What is required -
Write out each line word for word. Drop pictures.

Stored records -
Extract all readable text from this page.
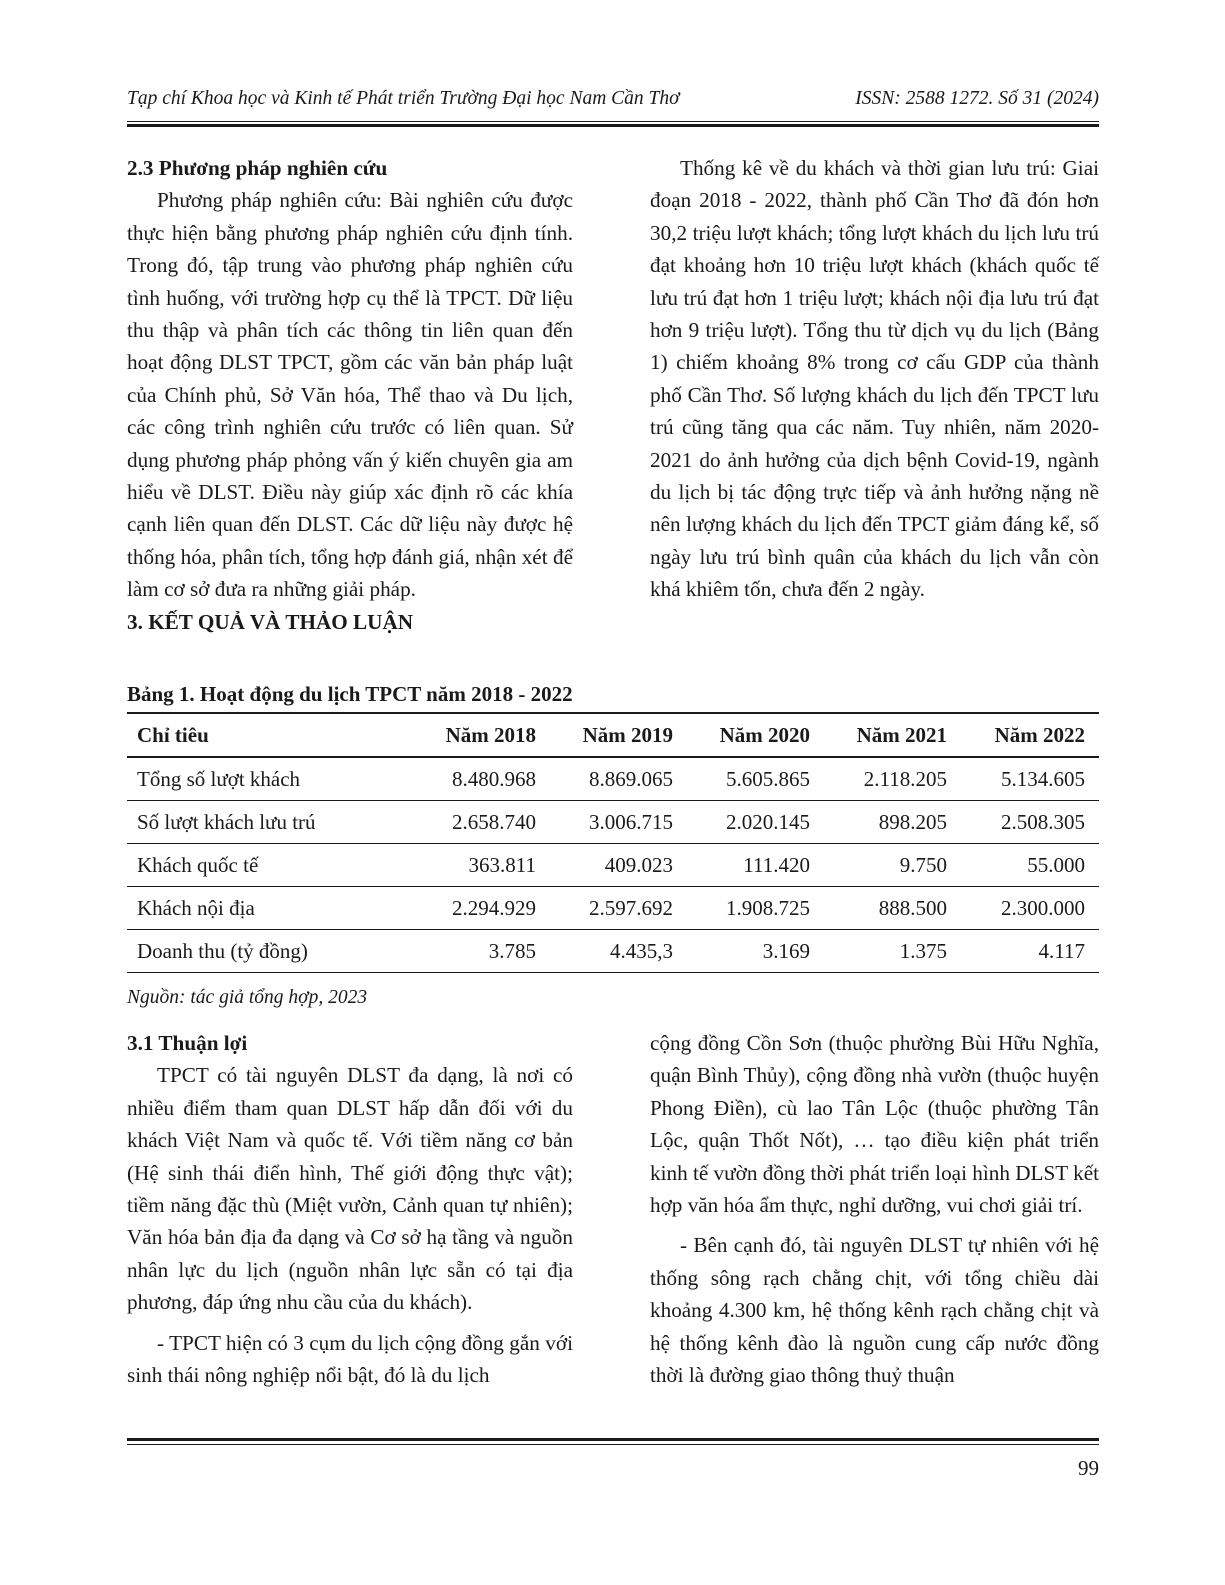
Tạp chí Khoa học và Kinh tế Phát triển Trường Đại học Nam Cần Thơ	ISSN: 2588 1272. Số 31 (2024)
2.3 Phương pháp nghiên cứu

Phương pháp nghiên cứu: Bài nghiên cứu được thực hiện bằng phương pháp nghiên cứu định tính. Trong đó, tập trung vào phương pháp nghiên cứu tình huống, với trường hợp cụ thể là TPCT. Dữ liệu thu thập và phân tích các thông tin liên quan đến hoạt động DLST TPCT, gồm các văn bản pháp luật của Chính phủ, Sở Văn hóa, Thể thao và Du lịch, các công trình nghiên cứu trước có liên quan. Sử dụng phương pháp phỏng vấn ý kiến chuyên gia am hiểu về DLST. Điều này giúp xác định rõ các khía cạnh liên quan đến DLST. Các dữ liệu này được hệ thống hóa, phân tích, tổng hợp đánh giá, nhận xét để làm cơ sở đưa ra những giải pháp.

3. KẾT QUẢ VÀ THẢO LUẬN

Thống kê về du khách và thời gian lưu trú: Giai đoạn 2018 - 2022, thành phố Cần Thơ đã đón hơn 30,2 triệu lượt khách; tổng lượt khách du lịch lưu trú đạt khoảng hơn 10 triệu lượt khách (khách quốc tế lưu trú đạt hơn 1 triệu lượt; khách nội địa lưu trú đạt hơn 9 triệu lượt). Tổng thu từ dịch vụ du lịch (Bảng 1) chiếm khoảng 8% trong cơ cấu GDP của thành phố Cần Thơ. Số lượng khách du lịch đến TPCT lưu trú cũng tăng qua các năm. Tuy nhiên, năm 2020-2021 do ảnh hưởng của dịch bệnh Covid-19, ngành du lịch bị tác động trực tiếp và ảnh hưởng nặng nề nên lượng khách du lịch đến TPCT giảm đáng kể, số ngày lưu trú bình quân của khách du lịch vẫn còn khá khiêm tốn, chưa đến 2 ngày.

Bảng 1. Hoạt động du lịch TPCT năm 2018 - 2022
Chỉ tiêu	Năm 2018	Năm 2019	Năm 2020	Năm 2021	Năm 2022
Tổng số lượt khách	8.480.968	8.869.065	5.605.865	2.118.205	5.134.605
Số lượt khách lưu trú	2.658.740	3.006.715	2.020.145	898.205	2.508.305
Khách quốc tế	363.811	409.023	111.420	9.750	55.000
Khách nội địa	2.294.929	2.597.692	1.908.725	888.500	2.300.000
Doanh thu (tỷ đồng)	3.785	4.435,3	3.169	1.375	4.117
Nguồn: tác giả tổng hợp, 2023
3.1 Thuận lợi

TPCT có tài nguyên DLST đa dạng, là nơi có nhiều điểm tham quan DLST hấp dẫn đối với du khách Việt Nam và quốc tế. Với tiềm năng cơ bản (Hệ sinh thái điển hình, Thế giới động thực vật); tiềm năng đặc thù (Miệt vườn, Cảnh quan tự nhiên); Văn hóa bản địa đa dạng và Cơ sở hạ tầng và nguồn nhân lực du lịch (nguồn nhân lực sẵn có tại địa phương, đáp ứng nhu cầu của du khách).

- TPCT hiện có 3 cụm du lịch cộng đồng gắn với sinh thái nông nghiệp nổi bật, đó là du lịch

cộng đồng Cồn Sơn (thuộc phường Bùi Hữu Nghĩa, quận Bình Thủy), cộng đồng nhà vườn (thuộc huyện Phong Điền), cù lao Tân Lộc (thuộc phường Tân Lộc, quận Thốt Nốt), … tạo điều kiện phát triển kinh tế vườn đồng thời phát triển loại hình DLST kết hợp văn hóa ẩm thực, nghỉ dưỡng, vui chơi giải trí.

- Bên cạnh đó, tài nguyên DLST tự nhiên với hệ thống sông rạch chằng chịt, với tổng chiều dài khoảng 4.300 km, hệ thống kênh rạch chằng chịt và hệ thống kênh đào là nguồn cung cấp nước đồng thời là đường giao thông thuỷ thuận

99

Task answer -
Extract all readable text from this page.
Tạp chí Khoa học và Kinh tế Phát triển Trường Đại học Nam Cần Thơ	ISSN: 2588 1272. Số 31 (2024)
2.3 Phương pháp nghiên cứu

Phương pháp nghiên cứu: Bài nghiên cứu được thực hiện bằng phương pháp nghiên cứu định tính. Trong đó, tập trung vào phương pháp nghiên cứu tình huống, với trường hợp cụ thể là TPCT. Dữ liệu thu thập và phân tích các thông tin liên quan đến hoạt động DLST TPCT, gồm các văn bản pháp luật của Chính phủ, Sở Văn hóa, Thể thao và Du lịch, các công trình nghiên cứu trước có liên quan. Sử dụng phương pháp phỏng vấn ý kiến chuyên gia am hiểu về DLST. Điều này giúp xác định rõ các khía cạnh liên quan đến DLST. Các dữ liệu này được hệ thống hóa, phân tích, tổng hợp đánh giá, nhận xét để làm cơ sở đưa ra những giải pháp.

3. KẾT QUẢ VÀ THẢO LUẬN

Thống kê về du khách và thời gian lưu trú: Giai đoạn 2018 - 2022, thành phố Cần Thơ đã đón hơn 30,2 triệu lượt khách; tổng lượt khách du lịch lưu trú đạt khoảng hơn 10 triệu lượt khách (khách quốc tế lưu trú đạt hơn 1 triệu lượt; khách nội địa lưu trú đạt hơn 9 triệu lượt). Tổng thu từ dịch vụ du lịch (Bảng 1) chiếm khoảng 8% trong cơ cấu GDP của thành phố Cần Thơ. Số lượng khách du lịch đến TPCT lưu trú cũng tăng qua các năm. Tuy nhiên, năm 2020-2021 do ảnh hưởng của dịch bệnh Covid-19, ngành du lịch bị tác động trực tiếp và ảnh hưởng nặng nề nên lượng khách du lịch đến TPCT giảm đáng kể, số ngày lưu trú bình quân của khách du lịch vẫn còn khá khiêm tốn, chưa đến 2 ngày.

Bảng 1. Hoạt động du lịch TPCT năm 2018 - 2022
Chỉ tiêu	Năm 2018	Năm 2019	Năm 2020	Năm 2021	Năm 2022
Tổng số lượt khách	8.480.968	8.869.065	5.605.865	2.118.205	5.134.605
Số lượt khách lưu trú	2.658.740	3.006.715	2.020.145	898.205	2.508.305
Khách quốc tế	363.811	409.023	111.420	9.750	55.000
Khách nội địa	2.294.929	2.597.692	1.908.725	888.500	2.300.000
Doanh thu (tỷ đồng)	3.785	4.435,3	3.169	1.375	4.117
Nguồn: tác giả tổng hợp, 2023
3.1 Thuận lợi

TPCT có tài nguyên DLST đa dạng, là nơi có nhiều điểm tham quan DLST hấp dẫn đối với du khách Việt Nam và quốc tế. Với tiềm năng cơ bản (Hệ sinh thái điển hình, Thế giới động thực vật); tiềm năng đặc thù (Miệt vườn, Cảnh quan tự nhiên); Văn hóa bản địa đa dạng và Cơ sở hạ tầng và nguồn nhân lực du lịch (nguồn nhân lực sẵn có tại địa phương, đáp ứng nhu cầu của du khách).

- TPCT hiện có 3 cụm du lịch cộng đồng gắn với sinh thái nông nghiệp nổi bật, đó là du lịch

cộng đồng Cồn Sơn (thuộc phường Bùi Hữu Nghĩa, quận Bình Thủy), cộng đồng nhà vườn (thuộc huyện Phong Điền), cù lao Tân Lộc (thuộc phường Tân Lộc, quận Thốt Nốt), … tạo điều kiện phát triển kinh tế vườn đồng thời phát triển loại hình DLST kết hợp văn hóa ẩm thực, nghỉ dưỡng, vui chơi giải trí.

- Bên cạnh đó, tài nguyên DLST tự nhiên với hệ thống sông rạch chằng chịt, với tổng chiều dài khoảng 4.300 km, hệ thống kênh rạch chằng chịt và hệ thống kênh đào là nguồn cung cấp nước đồng thời là đường giao thông thuỷ thuận

99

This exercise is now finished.